Requirements:
Would you retype all of these records exactly?

Records for the exercise:

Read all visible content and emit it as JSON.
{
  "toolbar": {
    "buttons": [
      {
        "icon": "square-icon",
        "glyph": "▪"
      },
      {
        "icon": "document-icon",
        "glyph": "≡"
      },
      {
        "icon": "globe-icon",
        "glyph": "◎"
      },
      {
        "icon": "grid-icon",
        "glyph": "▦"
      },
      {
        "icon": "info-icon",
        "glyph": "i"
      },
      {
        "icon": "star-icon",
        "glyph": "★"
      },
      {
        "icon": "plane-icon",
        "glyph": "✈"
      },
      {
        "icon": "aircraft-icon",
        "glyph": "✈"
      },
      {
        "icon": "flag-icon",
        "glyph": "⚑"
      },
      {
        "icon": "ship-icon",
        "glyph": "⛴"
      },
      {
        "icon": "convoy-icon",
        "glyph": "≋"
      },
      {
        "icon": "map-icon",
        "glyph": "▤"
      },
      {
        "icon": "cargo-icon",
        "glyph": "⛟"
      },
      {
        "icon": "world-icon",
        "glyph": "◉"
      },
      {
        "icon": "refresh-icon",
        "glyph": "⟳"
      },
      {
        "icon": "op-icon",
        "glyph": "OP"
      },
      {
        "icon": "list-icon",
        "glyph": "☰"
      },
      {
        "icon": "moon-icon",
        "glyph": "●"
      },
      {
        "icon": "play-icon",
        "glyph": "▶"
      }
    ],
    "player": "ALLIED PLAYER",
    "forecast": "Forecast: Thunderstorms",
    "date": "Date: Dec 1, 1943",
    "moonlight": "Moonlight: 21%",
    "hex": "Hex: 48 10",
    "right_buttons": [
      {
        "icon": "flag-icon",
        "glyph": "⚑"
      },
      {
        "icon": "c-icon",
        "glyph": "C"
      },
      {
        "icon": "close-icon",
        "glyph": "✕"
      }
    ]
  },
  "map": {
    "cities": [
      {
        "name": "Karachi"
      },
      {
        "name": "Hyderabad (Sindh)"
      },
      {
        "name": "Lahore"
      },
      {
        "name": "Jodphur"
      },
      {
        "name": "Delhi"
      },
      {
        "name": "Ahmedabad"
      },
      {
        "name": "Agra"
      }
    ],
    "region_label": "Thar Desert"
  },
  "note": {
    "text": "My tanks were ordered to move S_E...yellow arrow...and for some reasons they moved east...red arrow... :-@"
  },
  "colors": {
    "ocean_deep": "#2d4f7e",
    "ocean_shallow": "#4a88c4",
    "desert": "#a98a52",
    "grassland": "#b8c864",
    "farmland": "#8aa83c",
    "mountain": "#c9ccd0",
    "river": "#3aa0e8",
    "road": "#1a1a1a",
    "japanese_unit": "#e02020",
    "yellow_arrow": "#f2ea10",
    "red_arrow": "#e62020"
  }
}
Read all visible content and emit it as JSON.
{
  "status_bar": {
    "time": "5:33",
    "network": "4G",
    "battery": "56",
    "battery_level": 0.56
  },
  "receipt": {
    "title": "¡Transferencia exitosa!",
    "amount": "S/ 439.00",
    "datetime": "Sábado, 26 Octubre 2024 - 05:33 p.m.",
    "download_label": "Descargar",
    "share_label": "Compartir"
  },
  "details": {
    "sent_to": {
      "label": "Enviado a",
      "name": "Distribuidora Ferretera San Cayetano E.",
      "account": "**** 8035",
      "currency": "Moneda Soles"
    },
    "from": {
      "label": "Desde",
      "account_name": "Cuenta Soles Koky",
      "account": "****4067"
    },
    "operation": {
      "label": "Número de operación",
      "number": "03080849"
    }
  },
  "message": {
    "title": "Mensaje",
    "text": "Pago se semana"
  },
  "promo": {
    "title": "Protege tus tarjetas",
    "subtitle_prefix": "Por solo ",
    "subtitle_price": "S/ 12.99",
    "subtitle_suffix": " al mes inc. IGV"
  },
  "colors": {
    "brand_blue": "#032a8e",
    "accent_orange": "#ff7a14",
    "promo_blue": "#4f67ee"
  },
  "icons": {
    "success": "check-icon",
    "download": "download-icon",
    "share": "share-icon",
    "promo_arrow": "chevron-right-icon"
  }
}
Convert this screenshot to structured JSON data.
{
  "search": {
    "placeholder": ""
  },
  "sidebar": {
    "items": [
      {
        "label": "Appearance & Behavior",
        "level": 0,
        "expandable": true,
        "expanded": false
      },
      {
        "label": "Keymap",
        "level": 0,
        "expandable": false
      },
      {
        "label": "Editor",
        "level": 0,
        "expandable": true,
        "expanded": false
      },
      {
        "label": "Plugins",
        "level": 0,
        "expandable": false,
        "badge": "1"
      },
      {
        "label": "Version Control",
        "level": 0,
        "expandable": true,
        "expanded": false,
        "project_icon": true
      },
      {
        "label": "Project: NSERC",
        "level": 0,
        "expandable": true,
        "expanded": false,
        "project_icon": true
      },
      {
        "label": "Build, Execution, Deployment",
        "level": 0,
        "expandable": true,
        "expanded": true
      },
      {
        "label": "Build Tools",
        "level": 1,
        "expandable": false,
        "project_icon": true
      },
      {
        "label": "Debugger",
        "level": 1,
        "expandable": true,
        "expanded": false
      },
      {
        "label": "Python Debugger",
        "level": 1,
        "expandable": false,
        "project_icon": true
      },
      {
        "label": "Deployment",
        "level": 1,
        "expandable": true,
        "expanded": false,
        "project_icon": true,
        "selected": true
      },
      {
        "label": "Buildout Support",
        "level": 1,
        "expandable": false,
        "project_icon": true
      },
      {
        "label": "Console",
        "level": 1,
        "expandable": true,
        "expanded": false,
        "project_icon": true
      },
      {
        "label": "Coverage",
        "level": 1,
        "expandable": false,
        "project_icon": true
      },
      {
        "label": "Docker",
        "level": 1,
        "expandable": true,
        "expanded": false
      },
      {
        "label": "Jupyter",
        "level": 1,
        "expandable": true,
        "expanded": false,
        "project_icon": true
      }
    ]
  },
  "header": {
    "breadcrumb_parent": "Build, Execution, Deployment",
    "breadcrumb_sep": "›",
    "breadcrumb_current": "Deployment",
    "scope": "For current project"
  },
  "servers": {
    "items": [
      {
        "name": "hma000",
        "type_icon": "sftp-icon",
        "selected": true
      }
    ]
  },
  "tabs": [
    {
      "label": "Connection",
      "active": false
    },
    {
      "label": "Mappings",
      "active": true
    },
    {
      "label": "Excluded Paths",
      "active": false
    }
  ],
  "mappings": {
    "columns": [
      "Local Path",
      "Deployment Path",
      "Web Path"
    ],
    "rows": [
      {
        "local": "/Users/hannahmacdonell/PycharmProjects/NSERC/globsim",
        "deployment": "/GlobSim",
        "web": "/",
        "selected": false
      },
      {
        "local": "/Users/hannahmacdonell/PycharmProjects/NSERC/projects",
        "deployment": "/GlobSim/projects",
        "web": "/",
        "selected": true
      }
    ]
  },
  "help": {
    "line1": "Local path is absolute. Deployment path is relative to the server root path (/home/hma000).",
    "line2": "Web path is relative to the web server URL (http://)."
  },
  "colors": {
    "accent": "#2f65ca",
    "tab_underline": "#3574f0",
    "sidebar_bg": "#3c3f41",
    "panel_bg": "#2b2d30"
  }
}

Written response:
Read all visible content and emit it as JSON.
{
  "toolbar": {
    "buttons": [
      {
        "icon": "square-icon",
        "glyph": "▪"
      },
      {
        "icon": "document-icon",
        "glyph": "≡"
      },
      {
        "icon": "globe-icon",
        "glyph": "◎"
      },
      {
        "icon": "grid-icon",
        "glyph": "▦"
      },
      {
        "icon": "info-icon",
        "glyph": "i"
      },
      {
        "icon": "star-icon",
        "glyph": "★"
      },
      {
        "icon": "plane-icon",
        "glyph": "✈"
      },
      {
        "icon": "aircraft-icon",
        "glyph": "✈"
      },
      {
        "icon": "flag-icon",
        "glyph": "⚑"
      },
      {
        "icon": "ship-icon",
        "glyph": "⛴"
      },
      {
        "icon": "convoy-icon",
        "glyph": "≋"
      },
      {
        "icon": "map-icon",
        "glyph": "▤"
      },
      {
        "icon": "cargo-icon",
        "glyph": "⛟"
      },
      {
        "icon": "world-icon",
        "glyph": "◉"
      },
      {
        "icon": "refresh-icon",
        "glyph": "⟳"
      },
      {
        "icon": "op-icon",
        "glyph": "OP"
      },
      {
        "icon": "list-icon",
        "glyph": "☰"
      },
      {
        "icon": "moon-icon",
        "glyph": "●"
      },
      {
        "icon": "play-icon",
        "glyph": "▶"
      }
    ],
    "player": "ALLIED PLAYER",
    "forecast": "Forecast: Thunderstorms",
    "date": "Date: Dec 1, 1943",
    "moonlight": "Moonlight: 21%",
    "hex": "Hex: 48 10",
    "right_buttons": [
      {
        "icon": "flag-icon",
        "glyph": "⚑"
      },
      {
        "icon": "c-icon",
        "glyph": "C"
      },
      {
        "icon": "close-icon",
        "glyph": "✕"
      }
    ]
  },
  "map": {
    "cities": [
      {
        "name": "Karachi"
      },
      {
        "name": "Hyderabad (Sindh)"
      },
      {
        "name": "Lahore"
      },
      {
        "name": "Jodphur"
      },
      {
        "name": "Delhi"
      },
      {
        "name": "Ahmedabad"
      },
      {
        "name": "Agra"
      }
    ],
    "region_label": "Thar Desert"
  },
  "note": {
    "text": "My tanks were ordered to move S_E...yellow arrow...and for some reasons they moved east...red arrow... :-@"
  },
  "colors": {
    "ocean_deep": "#2d4f7e",
    "ocean_shallow": "#4a88c4",
    "desert": "#a98a52",
    "grassland": "#b8c864",
    "farmland": "#8aa83c",
    "mountain": "#c9ccd0",
    "river": "#3aa0e8",
    "road": "#1a1a1a",
    "japanese_unit": "#e02020",
    "yellow_arrow": "#f2ea10",
    "red_arrow": "#e62020"
  }
}
Read all visible content and emit it as JSON.
{
  "status_bar": {
    "time": "5:33",
    "network": "4G",
    "battery": "56",
    "battery_level": 0.56
  },
  "receipt": {
    "title": "¡Transferencia exitosa!",
    "amount": "S/ 439.00",
    "datetime": "Sábado, 26 Octubre 2024 - 05:33 p.m.",
    "download_label": "Descargar",
    "share_label": "Compartir"
  },
  "details": {
    "sent_to": {
      "label": "Enviado a",
      "name": "Distribuidora Ferretera San Cayetano E.",
      "account": "**** 8035",
      "currency": "Moneda Soles"
    },
    "from": {
      "label": "Desde",
      "account_name": "Cuenta Soles Koky",
      "account": "****4067"
    },
    "operation": {
      "label": "Número de operación",
      "number": "03080849"
    }
  },
  "message": {
    "title": "Mensaje",
    "text": "Pago se semana"
  },
  "promo": {
    "title": "Protege tus tarjetas",
    "subtitle_prefix": "Por solo ",
    "subtitle_price": "S/ 12.99",
    "subtitle_suffix": " al mes inc. IGV"
  },
  "colors": {
    "brand_blue": "#032a8e",
    "accent_orange": "#ff7a14",
    "promo_blue": "#4f67ee"
  },
  "icons": {
    "success": "check-icon",
    "download": "download-icon",
    "share": "share-icon",
    "promo_arrow": "chevron-right-icon"
  }
}
Convert this screenshot to structured JSON data.
{
  "search": {
    "placeholder": ""
  },
  "sidebar": {
    "items": [
      {
        "label": "Appearance & Behavior",
        "level": 0,
        "expandable": true,
        "expanded": false
      },
      {
        "label": "Keymap",
        "level": 0,
        "expandable": false
      },
      {
        "label": "Editor",
        "level": 0,
        "expandable": true,
        "expanded": false
      },
      {
        "label": "Plugins",
        "level": 0,
        "expandable": false,
        "badge": "1"
      },
      {
        "label": "Version Control",
        "level": 0,
        "expandable": true,
        "expanded": false,
        "project_icon": true
      },
      {
        "label": "Project: NSERC",
        "level": 0,
        "expandable": true,
        "expanded": false,
        "project_icon": true
      },
      {
        "label": "Build, Execution, Deployment",
        "level": 0,
        "expandable": true,
        "expanded": true
      },
      {
        "label": "Build Tools",
        "level": 1,
        "expandable": false,
        "project_icon": true
      },
      {
        "label": "Debugger",
        "level": 1,
        "expandable": true,
        "expanded": false
      },
      {
        "label": "Python Debugger",
        "level": 1,
        "expandable": false,
        "project_icon": true
      },
      {
        "label": "Deployment",
        "level": 1,
        "expandable": true,
        "expanded": false,
        "project_icon": true,
        "selected": true
      },
      {
        "label": "Buildout Support",
        "level": 1,
        "expandable": false,
        "project_icon": true
      },
      {
        "label": "Console",
        "level": 1,
        "expandable": true,
        "expanded": false,
        "project_icon": true
      },
      {
        "label": "Coverage",
        "level": 1,
        "expandable": false,
        "project_icon": true
      },
      {
        "label": "Docker",
        "level": 1,
        "expandable": true,
        "expanded": false
      },
      {
        "label": "Jupyter",
        "level": 1,
        "expandable": true,
        "expanded": false,
        "project_icon": true
      }
    ]
  },
  "header": {
    "breadcrumb_parent": "Build, Execution, Deployment",
    "breadcrumb_sep": "›",
    "breadcrumb_current": "Deployment",
    "scope": "For current project"
  },
  "servers": {
    "items": [
      {
        "name": "hma000",
        "type_icon": "sftp-icon",
        "selected": true
      }
    ]
  },
  "tabs": [
    {
      "label": "Connection",
      "active": false
    },
    {
      "label": "Mappings",
      "active": true
    },
    {
      "label": "Excluded Paths",
      "active": false
    }
  ],
  "mappings": {
    "columns": [
      "Local Path",
      "Deployment Path",
      "Web Path"
    ],
    "rows": [
      {
        "local": "/Users/hannahmacdonell/PycharmProjects/NSERC/globsim",
        "deployment": "/GlobSim",
        "web": "/",
        "selected": false
      },
      {
        "local": "/Users/hannahmacdonell/PycharmProjects/NSERC/projects",
        "deployment": "/GlobSim/projects",
        "web": "/",
        "selected": true
      }
    ]
  },
  "help": {
    "line1": "Local path is absolute. Deployment path is relative to the server root path (/home/hma000).",
    "line2": "Web path is relative to the web server URL (http://)."
  },
  "colors": {
    "accent": "#2f65ca",
    "tab_underline": "#3574f0",
    "sidebar_bg": "#3c3f41",
    "panel_bg": "#2b2d30"
  }
}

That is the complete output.